Figure record listings:
┄┄┄┄┄┄
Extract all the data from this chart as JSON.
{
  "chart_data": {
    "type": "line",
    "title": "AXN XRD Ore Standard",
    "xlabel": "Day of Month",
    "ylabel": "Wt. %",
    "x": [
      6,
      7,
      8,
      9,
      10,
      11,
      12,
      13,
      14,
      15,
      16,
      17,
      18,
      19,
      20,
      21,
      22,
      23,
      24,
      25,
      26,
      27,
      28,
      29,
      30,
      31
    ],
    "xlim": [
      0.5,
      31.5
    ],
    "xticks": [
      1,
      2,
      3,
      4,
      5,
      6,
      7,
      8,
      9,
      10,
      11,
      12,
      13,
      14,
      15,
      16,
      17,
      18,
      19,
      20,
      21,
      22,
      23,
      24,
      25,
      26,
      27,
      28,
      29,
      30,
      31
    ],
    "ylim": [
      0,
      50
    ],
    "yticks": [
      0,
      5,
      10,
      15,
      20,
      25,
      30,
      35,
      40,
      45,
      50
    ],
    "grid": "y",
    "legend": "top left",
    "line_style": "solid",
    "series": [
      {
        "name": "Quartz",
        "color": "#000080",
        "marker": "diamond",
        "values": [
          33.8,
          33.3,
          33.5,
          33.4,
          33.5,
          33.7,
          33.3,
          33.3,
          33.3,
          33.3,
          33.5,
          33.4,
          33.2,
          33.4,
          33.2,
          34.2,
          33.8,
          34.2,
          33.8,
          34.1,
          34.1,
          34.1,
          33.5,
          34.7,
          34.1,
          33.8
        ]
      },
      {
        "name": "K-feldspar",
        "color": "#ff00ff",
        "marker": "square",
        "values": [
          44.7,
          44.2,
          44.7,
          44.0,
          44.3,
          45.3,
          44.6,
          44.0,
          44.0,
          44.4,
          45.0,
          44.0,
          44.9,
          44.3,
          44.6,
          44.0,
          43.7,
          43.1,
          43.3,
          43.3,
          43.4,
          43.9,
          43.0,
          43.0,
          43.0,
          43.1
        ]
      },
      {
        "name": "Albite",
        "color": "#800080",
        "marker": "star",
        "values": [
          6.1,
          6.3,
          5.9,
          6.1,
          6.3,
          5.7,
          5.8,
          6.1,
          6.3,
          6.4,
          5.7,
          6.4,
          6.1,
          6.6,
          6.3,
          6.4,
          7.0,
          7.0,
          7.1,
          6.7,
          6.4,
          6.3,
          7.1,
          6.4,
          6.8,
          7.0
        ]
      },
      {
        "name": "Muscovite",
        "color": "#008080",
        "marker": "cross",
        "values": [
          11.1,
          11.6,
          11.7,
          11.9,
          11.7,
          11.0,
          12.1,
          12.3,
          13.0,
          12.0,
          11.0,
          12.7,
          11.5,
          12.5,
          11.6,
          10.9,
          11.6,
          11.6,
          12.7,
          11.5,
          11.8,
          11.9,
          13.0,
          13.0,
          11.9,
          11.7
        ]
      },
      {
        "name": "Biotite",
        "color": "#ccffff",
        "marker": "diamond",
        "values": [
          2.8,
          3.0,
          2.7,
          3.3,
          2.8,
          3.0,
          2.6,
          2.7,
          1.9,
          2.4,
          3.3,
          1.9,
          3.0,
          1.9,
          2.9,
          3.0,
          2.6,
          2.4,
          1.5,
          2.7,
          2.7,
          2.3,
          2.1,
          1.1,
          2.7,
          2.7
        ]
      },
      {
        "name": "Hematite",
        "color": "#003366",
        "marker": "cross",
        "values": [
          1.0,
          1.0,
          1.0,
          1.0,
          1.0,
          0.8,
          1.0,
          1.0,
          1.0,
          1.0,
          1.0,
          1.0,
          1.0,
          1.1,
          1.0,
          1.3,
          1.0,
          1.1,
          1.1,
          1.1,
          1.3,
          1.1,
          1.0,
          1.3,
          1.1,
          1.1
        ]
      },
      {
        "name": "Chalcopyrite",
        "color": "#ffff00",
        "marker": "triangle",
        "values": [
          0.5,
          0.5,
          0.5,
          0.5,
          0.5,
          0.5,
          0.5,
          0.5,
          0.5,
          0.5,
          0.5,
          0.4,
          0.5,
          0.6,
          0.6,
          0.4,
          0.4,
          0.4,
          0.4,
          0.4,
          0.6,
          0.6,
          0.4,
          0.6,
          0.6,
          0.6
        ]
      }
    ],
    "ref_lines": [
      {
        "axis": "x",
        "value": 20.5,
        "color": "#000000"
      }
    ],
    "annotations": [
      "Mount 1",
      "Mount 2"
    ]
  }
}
┄┄┄┄┄┄
PROBLEM DETAILS:
Go through the data and count each line that has the word "marker", then give the total alone.

RESULT OF THIS EXERCISE:
7